-- Start Task input --
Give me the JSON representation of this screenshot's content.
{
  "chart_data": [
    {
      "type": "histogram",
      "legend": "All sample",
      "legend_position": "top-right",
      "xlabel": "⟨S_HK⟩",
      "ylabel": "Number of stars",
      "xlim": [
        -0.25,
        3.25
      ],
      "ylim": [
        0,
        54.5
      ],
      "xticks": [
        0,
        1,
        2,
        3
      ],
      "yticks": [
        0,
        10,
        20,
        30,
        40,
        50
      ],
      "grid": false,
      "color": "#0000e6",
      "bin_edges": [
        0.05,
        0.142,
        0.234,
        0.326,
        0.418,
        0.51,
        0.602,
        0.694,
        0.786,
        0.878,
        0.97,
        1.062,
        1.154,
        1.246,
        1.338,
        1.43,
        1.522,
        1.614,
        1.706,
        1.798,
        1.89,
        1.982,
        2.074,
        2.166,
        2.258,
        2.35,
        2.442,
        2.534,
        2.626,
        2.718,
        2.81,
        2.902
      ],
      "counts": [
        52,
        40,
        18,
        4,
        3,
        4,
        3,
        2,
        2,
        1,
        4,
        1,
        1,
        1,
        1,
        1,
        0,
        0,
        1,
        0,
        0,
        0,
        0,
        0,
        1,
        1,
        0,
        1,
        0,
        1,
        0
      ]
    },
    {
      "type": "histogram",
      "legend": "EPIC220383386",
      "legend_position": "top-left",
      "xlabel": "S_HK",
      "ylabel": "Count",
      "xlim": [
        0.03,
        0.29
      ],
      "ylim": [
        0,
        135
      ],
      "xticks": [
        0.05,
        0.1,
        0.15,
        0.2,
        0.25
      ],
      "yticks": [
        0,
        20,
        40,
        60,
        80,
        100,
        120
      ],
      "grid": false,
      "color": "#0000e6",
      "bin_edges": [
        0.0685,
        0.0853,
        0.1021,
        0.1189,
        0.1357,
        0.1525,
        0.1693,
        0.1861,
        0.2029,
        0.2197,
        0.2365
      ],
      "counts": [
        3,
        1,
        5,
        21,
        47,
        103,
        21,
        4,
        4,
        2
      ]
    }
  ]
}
-- End Task input --
● Work required
Take the listing above and set it down exactly.

● Correct output
Give me the JSON representation of this screenshot's content.
{
  "chart_data": [
    {
      "type": "histogram",
      "legend": "All sample",
      "legend_position": "top-right",
      "xlabel": "⟨S_HK⟩",
      "ylabel": "Number of stars",
      "xlim": [
        -0.25,
        3.25
      ],
      "ylim": [
        0,
        54.5
      ],
      "xticks": [
        0,
        1,
        2,
        3
      ],
      "yticks": [
        0,
        10,
        20,
        30,
        40,
        50
      ],
      "grid": false,
      "color": "#0000e6",
      "bin_edges": [
        0.05,
        0.142,
        0.234,
        0.326,
        0.418,
        0.51,
        0.602,
        0.694,
        0.786,
        0.878,
        0.97,
        1.062,
        1.154,
        1.246,
        1.338,
        1.43,
        1.522,
        1.614,
        1.706,
        1.798,
        1.89,
        1.982,
        2.074,
        2.166,
        2.258,
        2.35,
        2.442,
        2.534,
        2.626,
        2.718,
        2.81,
        2.902
      ],
      "counts": [
        52,
        40,
        18,
        4,
        3,
        4,
        3,
        2,
        2,
        1,
        4,
        1,
        1,
        1,
        1,
        1,
        0,
        0,
        1,
        0,
        0,
        0,
        0,
        0,
        1,
        1,
        0,
        1,
        0,
        1,
        0
      ]
    },
    {
      "type": "histogram",
      "legend": "EPIC220383386",
      "legend_position": "top-left",
      "xlabel": "S_HK",
      "ylabel": "Count",
      "xlim": [
        0.03,
        0.29
      ],
      "ylim": [
        0,
        135
      ],
      "xticks": [
        0.05,
        0.1,
        0.15,
        0.2,
        0.25
      ],
      "yticks": [
        0,
        20,
        40,
        60,
        80,
        100,
        120
      ],
      "grid": false,
      "color": "#0000e6",
      "bin_edges": [
        0.0685,
        0.0853,
        0.1021,
        0.1189,
        0.1357,
        0.1525,
        0.1693,
        0.1861,
        0.2029,
        0.2197,
        0.2365
      ],
      "counts": [
        3,
        1,
        5,
        21,
        47,
        103,
        21,
        4,
        4,
        2
      ]
    }
  ]
}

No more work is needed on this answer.